■ **Request**:
Give the number of lines in the records below that include "暂停挂网". Reply with that number alone.

■ **Record list**:
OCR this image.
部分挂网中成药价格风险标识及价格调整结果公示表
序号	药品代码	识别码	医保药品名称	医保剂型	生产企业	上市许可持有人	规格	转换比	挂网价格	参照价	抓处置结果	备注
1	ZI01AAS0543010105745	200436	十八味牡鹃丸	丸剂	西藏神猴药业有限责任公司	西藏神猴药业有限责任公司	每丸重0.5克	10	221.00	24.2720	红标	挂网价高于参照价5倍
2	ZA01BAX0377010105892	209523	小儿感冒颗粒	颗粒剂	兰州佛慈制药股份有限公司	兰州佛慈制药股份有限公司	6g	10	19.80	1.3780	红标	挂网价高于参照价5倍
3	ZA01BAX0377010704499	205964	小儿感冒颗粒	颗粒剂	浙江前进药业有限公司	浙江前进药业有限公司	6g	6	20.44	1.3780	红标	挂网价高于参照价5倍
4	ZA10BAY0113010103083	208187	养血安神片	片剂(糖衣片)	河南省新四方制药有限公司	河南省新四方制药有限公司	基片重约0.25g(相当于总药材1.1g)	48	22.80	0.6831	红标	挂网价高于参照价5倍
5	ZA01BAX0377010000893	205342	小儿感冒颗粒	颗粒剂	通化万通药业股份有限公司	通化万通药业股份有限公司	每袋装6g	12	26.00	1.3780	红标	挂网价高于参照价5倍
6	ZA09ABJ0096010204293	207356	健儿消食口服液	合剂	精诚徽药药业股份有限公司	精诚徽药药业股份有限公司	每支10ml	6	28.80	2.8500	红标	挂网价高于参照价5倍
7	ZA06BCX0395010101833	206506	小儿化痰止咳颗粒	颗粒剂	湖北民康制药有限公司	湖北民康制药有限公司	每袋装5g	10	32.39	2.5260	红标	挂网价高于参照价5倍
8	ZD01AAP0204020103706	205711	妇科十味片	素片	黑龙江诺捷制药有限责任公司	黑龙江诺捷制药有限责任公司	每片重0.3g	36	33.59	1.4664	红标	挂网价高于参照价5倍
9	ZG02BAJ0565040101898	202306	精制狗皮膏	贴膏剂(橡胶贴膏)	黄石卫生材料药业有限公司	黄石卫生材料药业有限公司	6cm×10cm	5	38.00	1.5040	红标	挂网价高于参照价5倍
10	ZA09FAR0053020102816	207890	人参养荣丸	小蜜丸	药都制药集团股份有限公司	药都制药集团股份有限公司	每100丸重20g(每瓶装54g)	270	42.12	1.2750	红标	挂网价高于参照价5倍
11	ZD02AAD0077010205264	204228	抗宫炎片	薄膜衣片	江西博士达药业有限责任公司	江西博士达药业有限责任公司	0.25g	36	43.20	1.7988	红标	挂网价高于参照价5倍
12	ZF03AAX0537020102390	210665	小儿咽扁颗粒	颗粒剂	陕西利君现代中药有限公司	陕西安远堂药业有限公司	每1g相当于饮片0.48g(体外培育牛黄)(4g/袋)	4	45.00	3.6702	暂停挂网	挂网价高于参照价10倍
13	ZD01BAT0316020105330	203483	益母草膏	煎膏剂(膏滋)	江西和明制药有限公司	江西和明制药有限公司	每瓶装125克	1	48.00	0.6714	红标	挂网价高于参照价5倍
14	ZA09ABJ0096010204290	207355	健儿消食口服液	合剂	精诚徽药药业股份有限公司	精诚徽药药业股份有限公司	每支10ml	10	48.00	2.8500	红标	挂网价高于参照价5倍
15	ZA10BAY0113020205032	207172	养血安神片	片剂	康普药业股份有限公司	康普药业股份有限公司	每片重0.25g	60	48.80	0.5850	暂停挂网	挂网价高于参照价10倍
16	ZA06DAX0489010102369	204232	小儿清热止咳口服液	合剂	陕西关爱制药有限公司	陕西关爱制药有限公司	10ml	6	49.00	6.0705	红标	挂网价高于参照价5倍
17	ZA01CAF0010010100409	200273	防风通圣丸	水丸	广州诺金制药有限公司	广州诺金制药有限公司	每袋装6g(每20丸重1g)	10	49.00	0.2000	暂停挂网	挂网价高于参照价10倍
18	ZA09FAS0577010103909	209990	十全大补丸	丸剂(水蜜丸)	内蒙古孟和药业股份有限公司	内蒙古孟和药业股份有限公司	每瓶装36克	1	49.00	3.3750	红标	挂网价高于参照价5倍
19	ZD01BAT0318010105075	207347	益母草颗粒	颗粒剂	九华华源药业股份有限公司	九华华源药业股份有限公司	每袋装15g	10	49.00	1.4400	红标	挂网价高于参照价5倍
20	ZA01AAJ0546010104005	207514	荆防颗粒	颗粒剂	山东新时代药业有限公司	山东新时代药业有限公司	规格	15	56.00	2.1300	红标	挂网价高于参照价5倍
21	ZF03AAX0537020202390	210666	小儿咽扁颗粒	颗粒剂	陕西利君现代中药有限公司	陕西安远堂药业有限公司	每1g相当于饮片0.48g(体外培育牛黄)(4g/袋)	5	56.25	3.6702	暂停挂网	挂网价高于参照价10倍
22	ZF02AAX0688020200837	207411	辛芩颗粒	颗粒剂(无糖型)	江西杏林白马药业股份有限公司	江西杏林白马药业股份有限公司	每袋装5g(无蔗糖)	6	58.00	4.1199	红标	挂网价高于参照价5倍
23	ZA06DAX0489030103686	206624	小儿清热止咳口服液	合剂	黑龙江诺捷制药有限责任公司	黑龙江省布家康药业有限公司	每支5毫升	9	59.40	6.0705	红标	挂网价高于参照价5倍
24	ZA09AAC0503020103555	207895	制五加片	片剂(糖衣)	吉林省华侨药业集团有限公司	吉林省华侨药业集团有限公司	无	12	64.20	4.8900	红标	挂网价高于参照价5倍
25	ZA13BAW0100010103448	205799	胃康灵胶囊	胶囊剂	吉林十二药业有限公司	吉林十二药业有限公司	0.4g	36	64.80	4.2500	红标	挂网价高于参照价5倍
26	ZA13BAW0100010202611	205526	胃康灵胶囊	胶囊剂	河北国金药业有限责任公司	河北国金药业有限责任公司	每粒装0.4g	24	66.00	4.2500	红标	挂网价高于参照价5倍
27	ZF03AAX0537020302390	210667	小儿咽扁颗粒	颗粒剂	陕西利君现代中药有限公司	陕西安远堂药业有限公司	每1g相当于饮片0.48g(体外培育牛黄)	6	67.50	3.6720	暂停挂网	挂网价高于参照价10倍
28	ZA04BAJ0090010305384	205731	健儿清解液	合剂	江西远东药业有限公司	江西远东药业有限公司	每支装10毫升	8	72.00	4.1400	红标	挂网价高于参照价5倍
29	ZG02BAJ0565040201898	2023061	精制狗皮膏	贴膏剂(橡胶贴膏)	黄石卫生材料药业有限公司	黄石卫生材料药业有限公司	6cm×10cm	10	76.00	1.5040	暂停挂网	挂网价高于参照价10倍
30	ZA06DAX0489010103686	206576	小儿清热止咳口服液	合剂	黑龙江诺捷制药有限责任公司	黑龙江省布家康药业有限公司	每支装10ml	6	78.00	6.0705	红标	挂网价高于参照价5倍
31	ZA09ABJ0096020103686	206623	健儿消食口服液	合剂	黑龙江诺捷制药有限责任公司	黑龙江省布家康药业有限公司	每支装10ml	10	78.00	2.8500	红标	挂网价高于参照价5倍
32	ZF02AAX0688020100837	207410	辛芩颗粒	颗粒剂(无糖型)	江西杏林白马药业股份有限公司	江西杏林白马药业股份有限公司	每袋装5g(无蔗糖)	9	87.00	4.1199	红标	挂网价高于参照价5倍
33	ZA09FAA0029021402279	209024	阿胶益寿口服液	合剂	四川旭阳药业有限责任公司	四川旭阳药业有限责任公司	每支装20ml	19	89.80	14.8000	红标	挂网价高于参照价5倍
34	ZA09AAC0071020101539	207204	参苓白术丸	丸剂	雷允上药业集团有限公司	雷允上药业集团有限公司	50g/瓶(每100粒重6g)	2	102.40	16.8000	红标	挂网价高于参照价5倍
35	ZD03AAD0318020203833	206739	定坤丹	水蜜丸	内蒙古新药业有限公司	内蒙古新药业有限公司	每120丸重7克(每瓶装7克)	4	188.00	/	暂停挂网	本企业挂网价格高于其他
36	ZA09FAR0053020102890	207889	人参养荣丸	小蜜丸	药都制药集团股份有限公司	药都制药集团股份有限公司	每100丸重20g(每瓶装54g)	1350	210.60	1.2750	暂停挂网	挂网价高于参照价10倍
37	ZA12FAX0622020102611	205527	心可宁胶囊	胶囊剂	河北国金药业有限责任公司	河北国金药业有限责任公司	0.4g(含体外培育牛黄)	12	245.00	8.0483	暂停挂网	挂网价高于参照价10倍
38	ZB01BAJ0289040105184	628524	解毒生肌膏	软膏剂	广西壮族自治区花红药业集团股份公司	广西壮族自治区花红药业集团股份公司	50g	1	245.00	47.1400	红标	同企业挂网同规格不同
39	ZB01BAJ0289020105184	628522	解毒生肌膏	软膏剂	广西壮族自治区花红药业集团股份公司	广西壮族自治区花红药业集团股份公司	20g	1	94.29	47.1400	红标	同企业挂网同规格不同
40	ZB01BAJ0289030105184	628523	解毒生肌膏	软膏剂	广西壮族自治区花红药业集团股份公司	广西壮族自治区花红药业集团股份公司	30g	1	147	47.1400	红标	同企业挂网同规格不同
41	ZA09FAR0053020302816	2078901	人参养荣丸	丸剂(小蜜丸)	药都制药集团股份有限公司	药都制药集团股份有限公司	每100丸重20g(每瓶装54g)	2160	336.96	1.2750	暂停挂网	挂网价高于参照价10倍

■ **Output of the exercise**:
10